[Objective] Copy out every record below with complete accuracy.

....

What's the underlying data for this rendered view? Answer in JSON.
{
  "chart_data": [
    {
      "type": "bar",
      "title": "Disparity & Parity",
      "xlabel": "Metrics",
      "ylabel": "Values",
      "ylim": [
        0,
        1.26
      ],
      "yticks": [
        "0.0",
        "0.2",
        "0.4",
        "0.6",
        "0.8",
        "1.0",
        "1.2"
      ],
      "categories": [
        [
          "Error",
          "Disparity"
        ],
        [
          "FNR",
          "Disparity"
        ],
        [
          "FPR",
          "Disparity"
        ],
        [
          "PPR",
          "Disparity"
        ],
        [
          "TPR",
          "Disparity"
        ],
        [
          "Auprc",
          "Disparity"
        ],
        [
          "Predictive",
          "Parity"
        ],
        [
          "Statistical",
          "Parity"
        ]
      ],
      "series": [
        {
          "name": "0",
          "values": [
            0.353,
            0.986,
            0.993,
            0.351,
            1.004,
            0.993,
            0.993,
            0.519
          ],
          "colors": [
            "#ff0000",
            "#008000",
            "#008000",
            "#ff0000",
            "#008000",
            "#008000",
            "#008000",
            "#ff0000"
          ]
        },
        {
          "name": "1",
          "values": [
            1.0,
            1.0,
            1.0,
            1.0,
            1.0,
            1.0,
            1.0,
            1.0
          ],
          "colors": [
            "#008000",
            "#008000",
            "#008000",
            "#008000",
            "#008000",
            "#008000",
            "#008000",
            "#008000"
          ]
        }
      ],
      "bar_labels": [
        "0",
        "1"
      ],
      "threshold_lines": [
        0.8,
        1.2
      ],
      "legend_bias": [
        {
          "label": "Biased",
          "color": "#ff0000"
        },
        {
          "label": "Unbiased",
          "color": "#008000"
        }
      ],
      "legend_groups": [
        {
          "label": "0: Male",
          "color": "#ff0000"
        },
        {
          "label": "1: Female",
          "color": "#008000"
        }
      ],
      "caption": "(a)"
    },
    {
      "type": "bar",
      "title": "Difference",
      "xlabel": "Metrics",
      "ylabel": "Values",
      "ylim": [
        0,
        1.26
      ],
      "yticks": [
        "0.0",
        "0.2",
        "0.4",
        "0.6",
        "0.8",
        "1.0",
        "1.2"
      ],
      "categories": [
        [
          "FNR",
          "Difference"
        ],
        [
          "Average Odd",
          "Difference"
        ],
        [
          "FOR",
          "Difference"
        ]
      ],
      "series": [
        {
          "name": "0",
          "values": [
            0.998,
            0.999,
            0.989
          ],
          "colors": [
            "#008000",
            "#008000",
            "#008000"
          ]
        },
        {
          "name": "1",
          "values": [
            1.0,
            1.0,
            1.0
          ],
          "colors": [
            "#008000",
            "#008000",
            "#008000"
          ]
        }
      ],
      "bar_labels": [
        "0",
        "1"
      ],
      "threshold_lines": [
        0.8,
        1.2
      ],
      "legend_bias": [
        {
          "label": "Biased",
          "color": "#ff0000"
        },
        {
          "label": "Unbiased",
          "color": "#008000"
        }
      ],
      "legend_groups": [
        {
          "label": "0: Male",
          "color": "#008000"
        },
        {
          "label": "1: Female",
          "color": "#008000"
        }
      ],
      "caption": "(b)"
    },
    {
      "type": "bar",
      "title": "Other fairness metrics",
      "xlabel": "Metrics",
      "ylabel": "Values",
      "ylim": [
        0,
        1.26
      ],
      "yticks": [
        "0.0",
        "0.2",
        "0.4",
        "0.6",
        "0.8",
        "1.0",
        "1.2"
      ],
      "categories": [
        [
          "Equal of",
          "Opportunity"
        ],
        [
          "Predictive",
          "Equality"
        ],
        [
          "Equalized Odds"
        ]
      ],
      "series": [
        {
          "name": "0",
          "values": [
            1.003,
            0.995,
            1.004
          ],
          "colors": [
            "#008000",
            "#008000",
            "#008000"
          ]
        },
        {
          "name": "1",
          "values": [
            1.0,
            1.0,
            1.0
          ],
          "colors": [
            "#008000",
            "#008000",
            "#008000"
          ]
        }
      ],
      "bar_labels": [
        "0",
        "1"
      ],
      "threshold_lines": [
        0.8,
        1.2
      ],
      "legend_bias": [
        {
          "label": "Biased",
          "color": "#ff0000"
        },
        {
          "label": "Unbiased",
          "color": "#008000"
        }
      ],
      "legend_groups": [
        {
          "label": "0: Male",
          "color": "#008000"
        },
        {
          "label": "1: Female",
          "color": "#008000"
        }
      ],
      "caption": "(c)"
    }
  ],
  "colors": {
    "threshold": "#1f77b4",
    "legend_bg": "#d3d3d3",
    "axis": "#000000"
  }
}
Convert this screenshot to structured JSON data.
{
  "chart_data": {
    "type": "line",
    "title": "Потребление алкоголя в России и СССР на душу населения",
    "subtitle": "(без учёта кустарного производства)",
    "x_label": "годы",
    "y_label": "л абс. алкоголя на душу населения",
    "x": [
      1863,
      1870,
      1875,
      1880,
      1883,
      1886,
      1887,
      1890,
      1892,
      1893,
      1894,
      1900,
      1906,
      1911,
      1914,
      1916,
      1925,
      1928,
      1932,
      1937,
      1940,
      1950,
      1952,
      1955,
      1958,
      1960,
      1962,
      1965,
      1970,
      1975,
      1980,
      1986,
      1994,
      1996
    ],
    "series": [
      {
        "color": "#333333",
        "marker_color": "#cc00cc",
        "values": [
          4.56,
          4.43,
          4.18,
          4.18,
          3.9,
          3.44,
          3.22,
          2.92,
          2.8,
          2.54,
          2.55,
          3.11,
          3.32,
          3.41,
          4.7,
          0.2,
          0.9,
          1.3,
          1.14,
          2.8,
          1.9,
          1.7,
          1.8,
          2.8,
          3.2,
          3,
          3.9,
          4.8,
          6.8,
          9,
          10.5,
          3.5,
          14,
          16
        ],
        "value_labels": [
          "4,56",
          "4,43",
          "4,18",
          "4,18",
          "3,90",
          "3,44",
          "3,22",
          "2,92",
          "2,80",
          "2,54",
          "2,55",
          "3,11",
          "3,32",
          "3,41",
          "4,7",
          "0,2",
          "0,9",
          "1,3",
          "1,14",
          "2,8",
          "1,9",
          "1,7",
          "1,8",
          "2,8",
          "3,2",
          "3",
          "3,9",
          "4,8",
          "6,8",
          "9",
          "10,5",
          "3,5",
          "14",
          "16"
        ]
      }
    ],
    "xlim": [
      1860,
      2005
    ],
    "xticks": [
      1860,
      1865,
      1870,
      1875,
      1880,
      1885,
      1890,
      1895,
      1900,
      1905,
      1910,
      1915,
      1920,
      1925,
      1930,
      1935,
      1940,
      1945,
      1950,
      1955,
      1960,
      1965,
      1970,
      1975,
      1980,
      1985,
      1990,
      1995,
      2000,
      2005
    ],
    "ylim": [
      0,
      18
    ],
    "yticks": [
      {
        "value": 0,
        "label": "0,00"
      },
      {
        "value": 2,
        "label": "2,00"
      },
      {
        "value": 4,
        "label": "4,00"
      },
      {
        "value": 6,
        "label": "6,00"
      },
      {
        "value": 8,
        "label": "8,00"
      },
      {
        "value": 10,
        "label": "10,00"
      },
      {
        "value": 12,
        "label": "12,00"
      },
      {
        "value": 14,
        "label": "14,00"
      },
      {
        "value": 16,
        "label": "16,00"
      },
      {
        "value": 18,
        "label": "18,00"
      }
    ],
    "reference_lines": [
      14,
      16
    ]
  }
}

....

[Correct result]
What's the underlying data for this rendered view? Answer in JSON.
{
  "chart_data": [
    {
      "type": "bar",
      "title": "Disparity & Parity",
      "xlabel": "Metrics",
      "ylabel": "Values",
      "ylim": [
        0,
        1.26
      ],
      "yticks": [
        "0.0",
        "0.2",
        "0.4",
        "0.6",
        "0.8",
        "1.0",
        "1.2"
      ],
      "categories": [
        [
          "Error",
          "Disparity"
        ],
        [
          "FNR",
          "Disparity"
        ],
        [
          "FPR",
          "Disparity"
        ],
        [
          "PPR",
          "Disparity"
        ],
        [
          "TPR",
          "Disparity"
        ],
        [
          "Auprc",
          "Disparity"
        ],
        [
          "Predictive",
          "Parity"
        ],
        [
          "Statistical",
          "Parity"
        ]
      ],
      "series": [
        {
          "name": "0",
          "values": [
            0.353,
            0.986,
            0.993,
            0.351,
            1.004,
            0.993,
            0.993,
            0.519
          ],
          "colors": [
            "#ff0000",
            "#008000",
            "#008000",
            "#ff0000",
            "#008000",
            "#008000",
            "#008000",
            "#ff0000"
          ]
        },
        {
          "name": "1",
          "values": [
            1.0,
            1.0,
            1.0,
            1.0,
            1.0,
            1.0,
            1.0,
            1.0
          ],
          "colors": [
            "#008000",
            "#008000",
            "#008000",
            "#008000",
            "#008000",
            "#008000",
            "#008000",
            "#008000"
          ]
        }
      ],
      "bar_labels": [
        "0",
        "1"
      ],
      "threshold_lines": [
        0.8,
        1.2
      ],
      "legend_bias": [
        {
          "label": "Biased",
          "color": "#ff0000"
        },
        {
          "label": "Unbiased",
          "color": "#008000"
        }
      ],
      "legend_groups": [
        {
          "label": "0: Male",
          "color": "#ff0000"
        },
        {
          "label": "1: Female",
          "color": "#008000"
        }
      ],
      "caption": "(a)"
    },
    {
      "type": "bar",
      "title": "Difference",
      "xlabel": "Metrics",
      "ylabel": "Values",
      "ylim": [
        0,
        1.26
      ],
      "yticks": [
        "0.0",
        "0.2",
        "0.4",
        "0.6",
        "0.8",
        "1.0",
        "1.2"
      ],
      "categories": [
        [
          "FNR",
          "Difference"
        ],
        [
          "Average Odd",
          "Difference"
        ],
        [
          "FOR",
          "Difference"
        ]
      ],
      "series": [
        {
          "name": "0",
          "values": [
            0.998,
            0.999,
            0.989
          ],
          "colors": [
            "#008000",
            "#008000",
            "#008000"
          ]
        },
        {
          "name": "1",
          "values": [
            1.0,
            1.0,
            1.0
          ],
          "colors": [
            "#008000",
            "#008000",
            "#008000"
          ]
        }
      ],
      "bar_labels": [
        "0",
        "1"
      ],
      "threshold_lines": [
        0.8,
        1.2
      ],
      "legend_bias": [
        {
          "label": "Biased",
          "color": "#ff0000"
        },
        {
          "label": "Unbiased",
          "color": "#008000"
        }
      ],
      "legend_groups": [
        {
          "label": "0: Male",
          "color": "#008000"
        },
        {
          "label": "1: Female",
          "color": "#008000"
        }
      ],
      "caption": "(b)"
    },
    {
      "type": "bar",
      "title": "Other fairness metrics",
      "xlabel": "Metrics",
      "ylabel": "Values",
      "ylim": [
        0,
        1.26
      ],
      "yticks": [
        "0.0",
        "0.2",
        "0.4",
        "0.6",
        "0.8",
        "1.0",
        "1.2"
      ],
      "categories": [
        [
          "Equal of",
          "Opportunity"
        ],
        [
          "Predictive",
          "Equality"
        ],
        [
          "Equalized Odds"
        ]
      ],
      "series": [
        {
          "name": "0",
          "values": [
            1.003,
            0.995,
            1.004
          ],
          "colors": [
            "#008000",
            "#008000",
            "#008000"
          ]
        },
        {
          "name": "1",
          "values": [
            1.0,
            1.0,
            1.0
          ],
          "colors": [
            "#008000",
            "#008000",
            "#008000"
          ]
        }
      ],
      "bar_labels": [
        "0",
        "1"
      ],
      "threshold_lines": [
        0.8,
        1.2
      ],
      "legend_bias": [
        {
          "label": "Biased",
          "color": "#ff0000"
        },
        {
          "label": "Unbiased",
          "color": "#008000"
        }
      ],
      "legend_groups": [
        {
          "label": "0: Male",
          "color": "#008000"
        },
        {
          "label": "1: Female",
          "color": "#008000"
        }
      ],
      "caption": "(c)"
    }
  ],
  "colors": {
    "threshold": "#1f77b4",
    "legend_bg": "#d3d3d3",
    "axis": "#000000"
  }
}
Convert this screenshot to structured JSON data.
{
  "chart_data": {
    "type": "line",
    "title": "Потребление алкоголя в России и СССР на душу населения",
    "subtitle": "(без учёта кустарного производства)",
    "x_label": "годы",
    "y_label": "л абс. алкоголя на душу населения",
    "x": [
      1863,
      1870,
      1875,
      1880,
      1883,
      1886,
      1887,
      1890,
      1892,
      1893,
      1894,
      1900,
      1906,
      1911,
      1914,
      1916,
      1925,
      1928,
      1932,
      1937,
      1940,
      1950,
      1952,
      1955,
      1958,
      1960,
      1962,
      1965,
      1970,
      1975,
      1980,
      1986,
      1994,
      1996
    ],
    "series": [
      {
        "color": "#333333",
        "marker_color": "#cc00cc",
        "values": [
          4.56,
          4.43,
          4.18,
          4.18,
          3.9,
          3.44,
          3.22,
          2.92,
          2.8,
          2.54,
          2.55,
          3.11,
          3.32,
          3.41,
          4.7,
          0.2,
          0.9,
          1.3,
          1.14,
          2.8,
          1.9,
          1.7,
          1.8,
          2.8,
          3.2,
          3,
          3.9,
          4.8,
          6.8,
          9,
          10.5,
          3.5,
          14,
          16
        ],
        "value_labels": [
          "4,56",
          "4,43",
          "4,18",
          "4,18",
          "3,90",
          "3,44",
          "3,22",
          "2,92",
          "2,80",
          "2,54",
          "2,55",
          "3,11",
          "3,32",
          "3,41",
          "4,7",
          "0,2",
          "0,9",
          "1,3",
          "1,14",
          "2,8",
          "1,9",
          "1,7",
          "1,8",
          "2,8",
          "3,2",
          "3",
          "3,9",
          "4,8",
          "6,8",
          "9",
          "10,5",
          "3,5",
          "14",
          "16"
        ]
      }
    ],
    "xlim": [
      1860,
      2005
    ],
    "xticks": [
      1860,
      1865,
      1870,
      1875,
      1880,
      1885,
      1890,
      1895,
      1900,
      1905,
      1910,
      1915,
      1920,
      1925,
      1930,
      1935,
      1940,
      1945,
      1950,
      1955,
      1960,
      1965,
      1970,
      1975,
      1980,
      1985,
      1990,
      1995,
      2000,
      2005
    ],
    "ylim": [
      0,
      18
    ],
    "yticks": [
      {
        "value": 0,
        "label": "0,00"
      },
      {
        "value": 2,
        "label": "2,00"
      },
      {
        "value": 4,
        "label": "4,00"
      },
      {
        "value": 6,
        "label": "6,00"
      },
      {
        "value": 8,
        "label": "8,00"
      },
      {
        "value": 10,
        "label": "10,00"
      },
      {
        "value": 12,
        "label": "12,00"
      },
      {
        "value": 14,
        "label": "14,00"
      },
      {
        "value": 16,
        "label": "16,00"
      },
      {
        "value": 18,
        "label": "18,00"
      }
    ],
    "reference_lines": [
      14,
      16
    ]
  }
}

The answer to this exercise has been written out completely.